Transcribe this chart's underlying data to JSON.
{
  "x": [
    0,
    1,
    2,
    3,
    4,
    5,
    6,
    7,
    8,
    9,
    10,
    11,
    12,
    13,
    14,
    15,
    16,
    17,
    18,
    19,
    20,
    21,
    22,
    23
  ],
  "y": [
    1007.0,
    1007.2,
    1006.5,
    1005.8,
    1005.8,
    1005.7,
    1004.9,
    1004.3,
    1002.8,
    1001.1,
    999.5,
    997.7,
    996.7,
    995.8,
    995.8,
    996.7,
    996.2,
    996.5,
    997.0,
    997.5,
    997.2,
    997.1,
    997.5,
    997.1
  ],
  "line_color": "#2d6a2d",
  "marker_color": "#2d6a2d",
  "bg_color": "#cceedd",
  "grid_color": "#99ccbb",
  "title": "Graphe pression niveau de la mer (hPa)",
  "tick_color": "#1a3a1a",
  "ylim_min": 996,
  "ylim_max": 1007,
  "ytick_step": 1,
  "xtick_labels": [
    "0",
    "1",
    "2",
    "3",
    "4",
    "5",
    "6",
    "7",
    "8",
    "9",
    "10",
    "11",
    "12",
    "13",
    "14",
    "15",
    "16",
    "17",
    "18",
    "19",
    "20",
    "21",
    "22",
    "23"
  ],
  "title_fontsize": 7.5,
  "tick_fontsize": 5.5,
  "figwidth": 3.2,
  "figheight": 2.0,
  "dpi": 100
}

[WORK TO DO]
Take the material above and return all of it exactly.

[EXERCISE SOLUTION]
Transcribe this chart's underlying data to JSON.
{
  "x": [
    0,
    1,
    2,
    3,
    4,
    5,
    6,
    7,
    8,
    9,
    10,
    11,
    12,
    13,
    14,
    15,
    16,
    17,
    18,
    19,
    20,
    21,
    22,
    23
  ],
  "y": [
    1007.0,
    1007.2,
    1006.5,
    1005.8,
    1005.8,
    1005.7,
    1004.9,
    1004.3,
    1002.8,
    1001.1,
    999.5,
    997.7,
    996.7,
    995.8,
    995.8,
    996.7,
    996.2,
    996.5,
    997.0,
    997.5,
    997.2,
    997.1,
    997.5,
    997.1
  ],
  "line_color": "#2d6a2d",
  "marker_color": "#2d6a2d",
  "bg_color": "#cceedd",
  "grid_color": "#99ccbb",
  "title": "Graphe pression niveau de la mer (hPa)",
  "tick_color": "#1a3a1a",
  "ylim_min": 996,
  "ylim_max": 1007,
  "ytick_step": 1,
  "xtick_labels": [
    "0",
    "1",
    "2",
    "3",
    "4",
    "5",
    "6",
    "7",
    "8",
    "9",
    "10",
    "11",
    "12",
    "13",
    "14",
    "15",
    "16",
    "17",
    "18",
    "19",
    "20",
    "21",
    "22",
    "23"
  ],
  "title_fontsize": 7.5,
  "tick_fontsize": 5.5,
  "figwidth": 3.2,
  "figheight": 2.0,
  "dpi": 100
}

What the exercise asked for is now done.